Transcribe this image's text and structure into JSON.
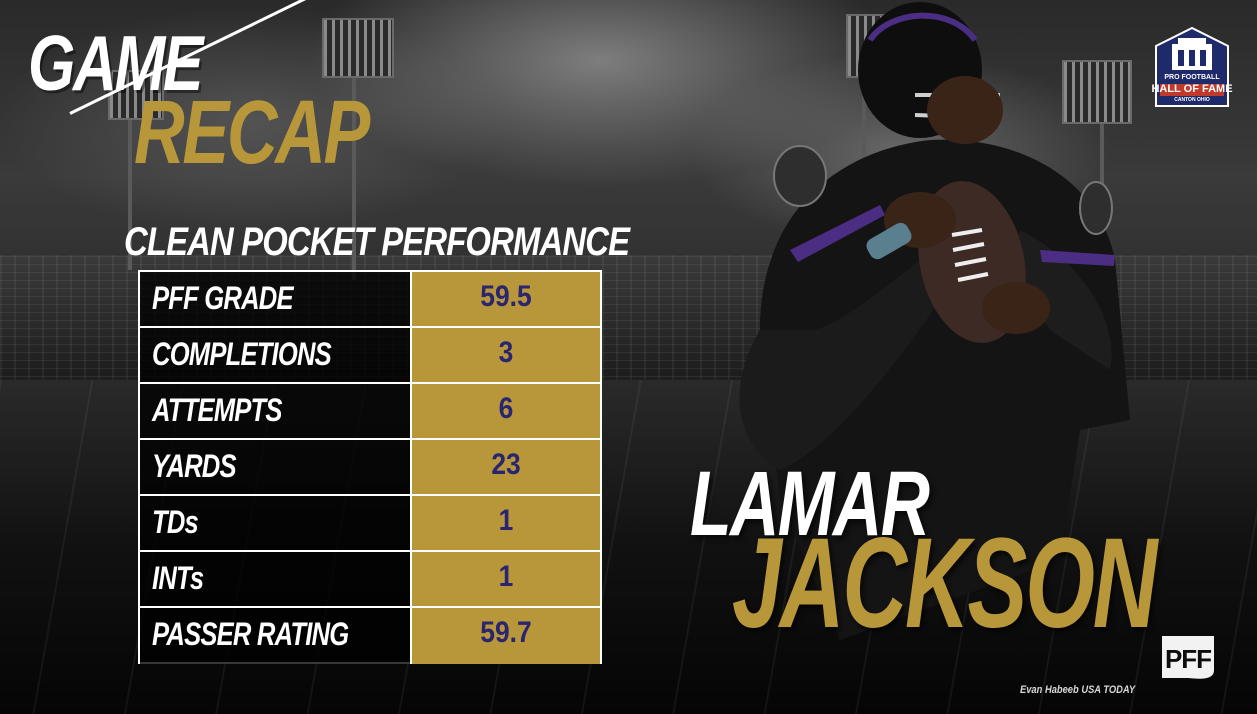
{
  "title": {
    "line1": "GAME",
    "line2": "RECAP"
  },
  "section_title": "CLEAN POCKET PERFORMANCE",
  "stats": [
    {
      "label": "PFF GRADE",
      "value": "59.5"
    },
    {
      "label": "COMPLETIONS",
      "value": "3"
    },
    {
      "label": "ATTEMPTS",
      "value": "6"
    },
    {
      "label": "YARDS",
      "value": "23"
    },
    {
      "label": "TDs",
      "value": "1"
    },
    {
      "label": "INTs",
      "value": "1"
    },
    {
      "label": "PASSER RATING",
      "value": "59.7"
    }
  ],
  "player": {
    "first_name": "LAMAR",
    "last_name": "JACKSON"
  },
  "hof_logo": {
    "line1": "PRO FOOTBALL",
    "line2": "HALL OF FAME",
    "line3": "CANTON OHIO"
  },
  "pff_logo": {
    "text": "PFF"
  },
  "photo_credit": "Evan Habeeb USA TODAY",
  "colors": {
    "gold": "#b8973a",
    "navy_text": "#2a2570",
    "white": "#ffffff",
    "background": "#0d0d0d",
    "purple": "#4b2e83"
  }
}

What is needed:
In the listing, find every line with the word "value" and state how many there are, nothing more.

Response to the exercise:
7